Exactly as they appear, output all of the records. Skip any images.

>>>>

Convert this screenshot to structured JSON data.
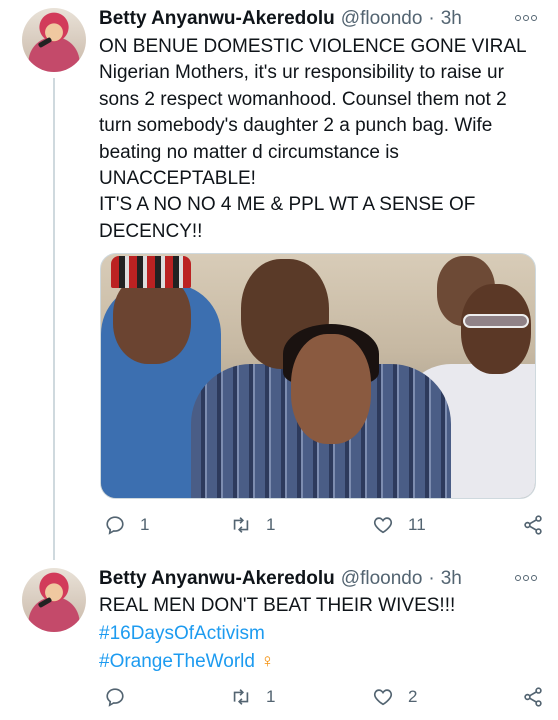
{
  "tweets": [
    {
      "author_name": "Betty Anyanwu-Akeredolu",
      "handle": "@floondo",
      "separator": "·",
      "time": "3h",
      "lines": [
        "ON BENUE DOMESTIC VIOLENCE GONE VIRAL",
        "Nigerian Mothers, it's ur responsibility to raise ur",
        "sons 2 respect womanhood. Counsel them not 2",
        "turn somebody's daughter 2 a punch bag. Wife",
        "beating no matter d circumstance is",
        "UNACCEPTABLE!",
        "IT'S A NO NO 4 ME & PPL WT A SENSE OF",
        "DECENCY!!"
      ],
      "replies": "1",
      "retweets": "1",
      "likes": "11"
    },
    {
      "author_name": "Betty Anyanwu-Akeredolu",
      "handle": "@floondo",
      "separator": "·",
      "time": "3h",
      "line1": "REAL MEN DON'T BEAT THEIR WIVES!!!",
      "hashtag1": "#16DaysOfActivism",
      "hashtag2": "#OrangeTheWorld",
      "emoji": "♀",
      "replies": "",
      "retweets": "1",
      "likes": "2"
    }
  ],
  "icons": {
    "reply": "reply-icon",
    "retweet": "retweet-icon",
    "like": "heart-icon",
    "share": "share-icon",
    "more": "more-icon"
  },
  "colors": {
    "link": "#1d9bf0",
    "secondary": "#536471",
    "text": "#0f1419"
  }
}
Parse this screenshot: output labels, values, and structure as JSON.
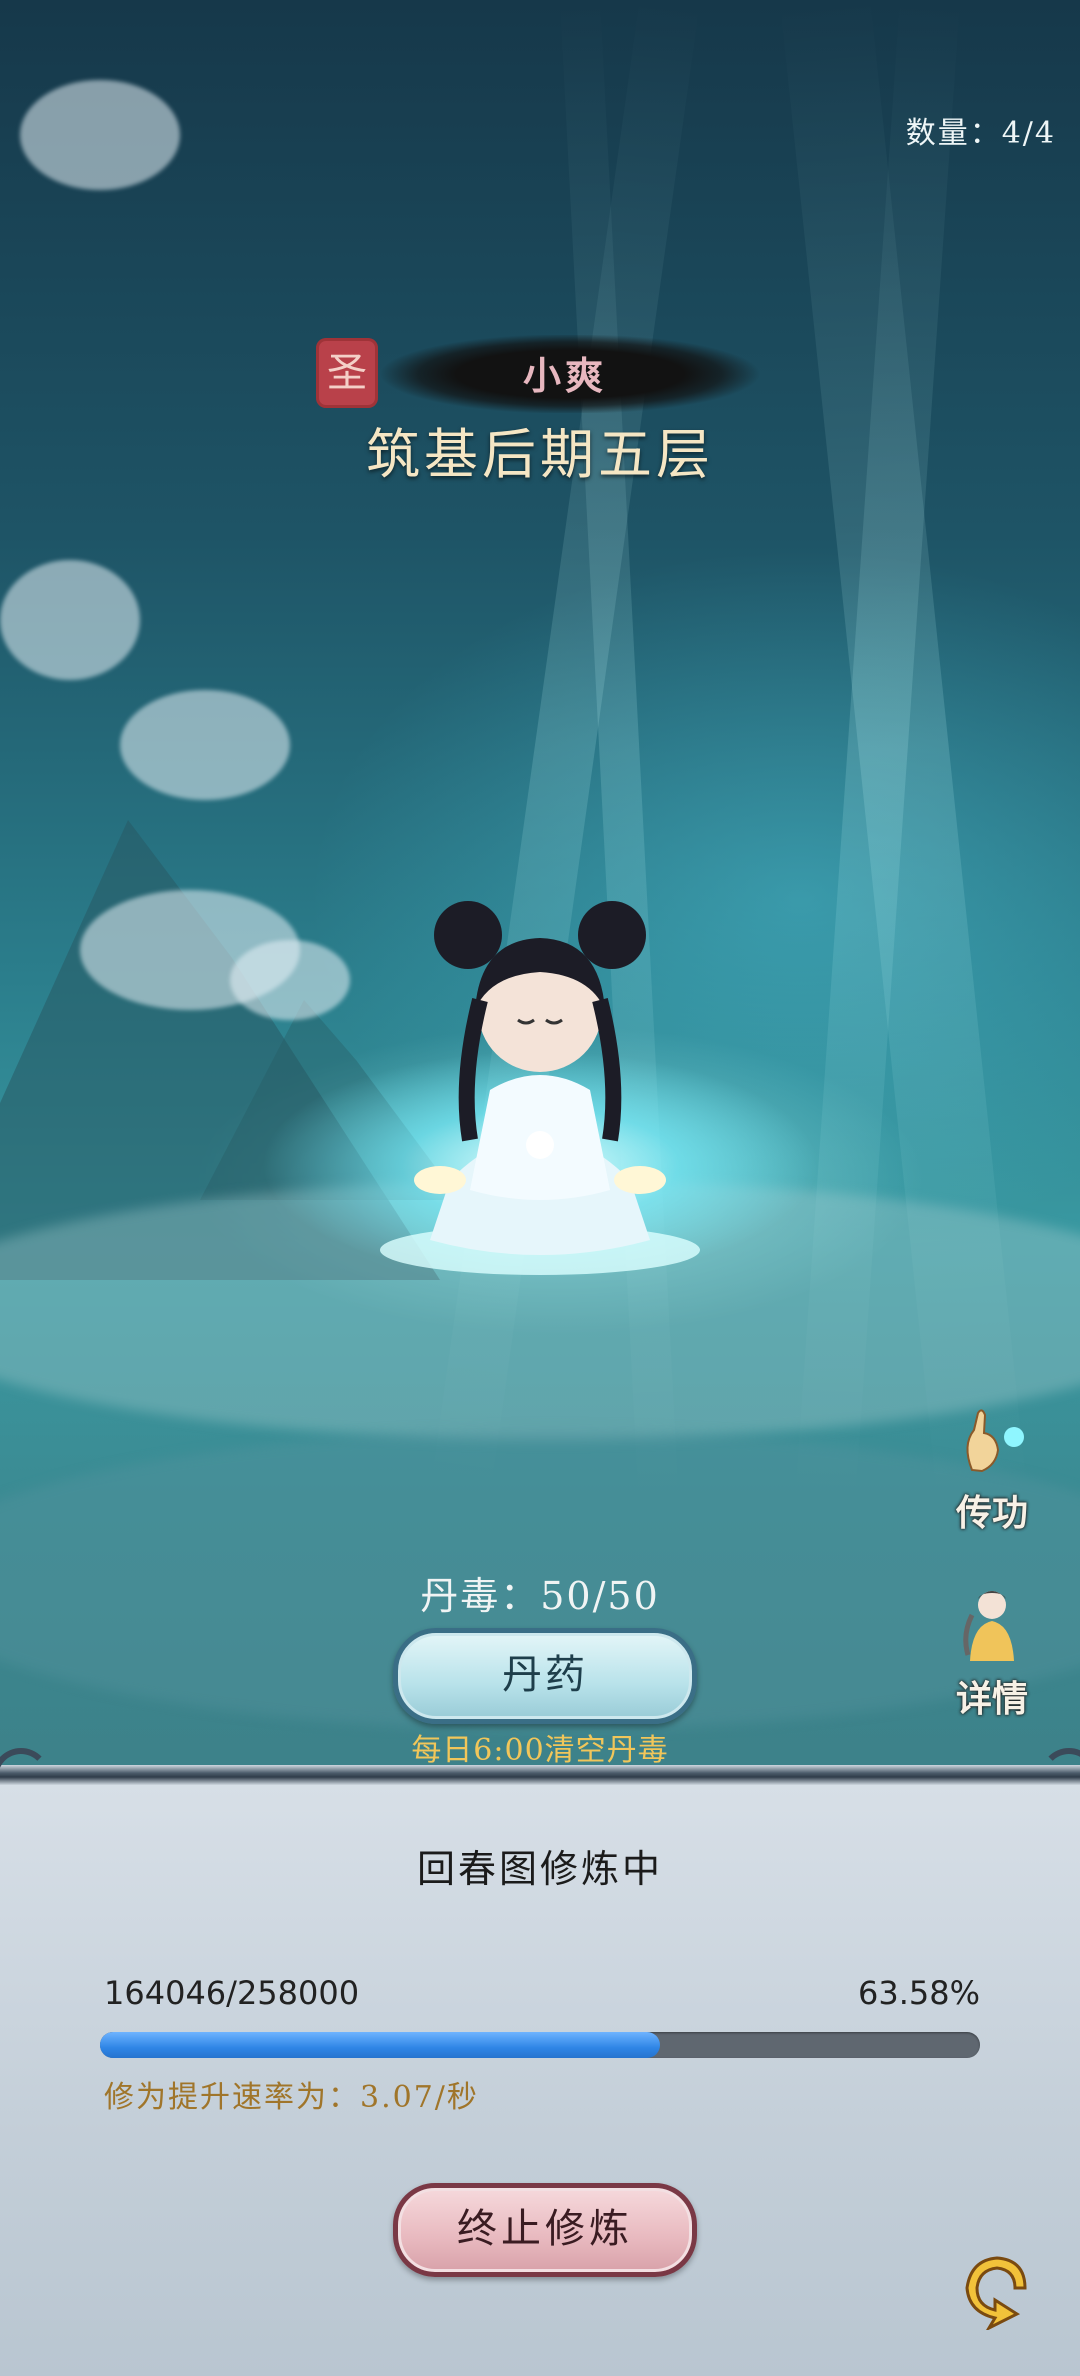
{
  "header": {
    "count_text": "数量：4/4"
  },
  "character": {
    "seal_glyph": "圣",
    "name": "小爽",
    "realm": "筑基后期五层"
  },
  "side_actions": [
    {
      "label": "传功",
      "icon": "hand-icon"
    },
    {
      "label": "详情",
      "icon": "character-portrait-icon"
    }
  ],
  "pill": {
    "toxin_text": "丹毒：50/50",
    "button_label": "丹药",
    "reset_note": "每日6:00清空丹毒"
  },
  "cultivation": {
    "title": "回春图修炼中",
    "progress_text": "164046/258000",
    "progress_percent_text": "63.58%",
    "progress_fraction": 0.6358,
    "rate_text": "修为提升速率为：3.07/秒",
    "stop_label": "终止修炼"
  },
  "colors": {
    "progress_fill": "#2f86e6",
    "rate_text": "#a0752a",
    "reset_note": "#f1c65a",
    "name_text": "#e7b7bf"
  }
}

<<<<

Task answer.
Convert this screenshot to structured JSON data.
{
  "tweets": [
    {
      "author_name": "Betty Anyanwu-Akeredolu",
      "handle": "@floondo",
      "separator": "·",
      "time": "3h",
      "lines": [
        "ON BENUE DOMESTIC VIOLENCE GONE VIRAL",
        "Nigerian Mothers, it's ur responsibility to raise ur",
        "sons 2 respect womanhood. Counsel them not 2",
        "turn somebody's daughter 2 a punch bag. Wife",
        "beating no matter d circumstance is",
        "UNACCEPTABLE!",
        "IT'S A NO NO 4 ME & PPL WT A SENSE OF",
        "DECENCY!!"
      ],
      "replies": "1",
      "retweets": "1",
      "likes": "11"
    },
    {
      "author_name": "Betty Anyanwu-Akeredolu",
      "handle": "@floondo",
      "separator": "·",
      "time": "3h",
      "line1": "REAL MEN DON'T BEAT THEIR WIVES!!!",
      "hashtag1": "#16DaysOfActivism",
      "hashtag2": "#OrangeTheWorld",
      "emoji": "♀",
      "replies": "",
      "retweets": "1",
      "likes": "2"
    }
  ],
  "icons": {
    "reply": "reply-icon",
    "retweet": "retweet-icon",
    "like": "heart-icon",
    "share": "share-icon",
    "more": "more-icon"
  },
  "colors": {
    "link": "#1d9bf0",
    "secondary": "#536471",
    "text": "#0f1419"
  }
}
Parse this screenshot: output labels, values, and structure as JSON.
{
  "header": {
    "count_text": "数量：4/4"
  },
  "character": {
    "seal_glyph": "圣",
    "name": "小爽",
    "realm": "筑基后期五层"
  },
  "side_actions": [
    {
      "label": "传功",
      "icon": "hand-icon"
    },
    {
      "label": "详情",
      "icon": "character-portrait-icon"
    }
  ],
  "pill": {
    "toxin_text": "丹毒：50/50",
    "button_label": "丹药",
    "reset_note": "每日6:00清空丹毒"
  },
  "cultivation": {
    "title": "回春图修炼中",
    "progress_text": "164046/258000",
    "progress_percent_text": "63.58%",
    "progress_fraction": 0.6358,
    "rate_text": "修为提升速率为：3.07/秒",
    "stop_label": "终止修炼"
  },
  "colors": {
    "progress_fill": "#2f86e6",
    "rate_text": "#a0752a",
    "reset_note": "#f1c65a",
    "name_text": "#e7b7bf"
  }
}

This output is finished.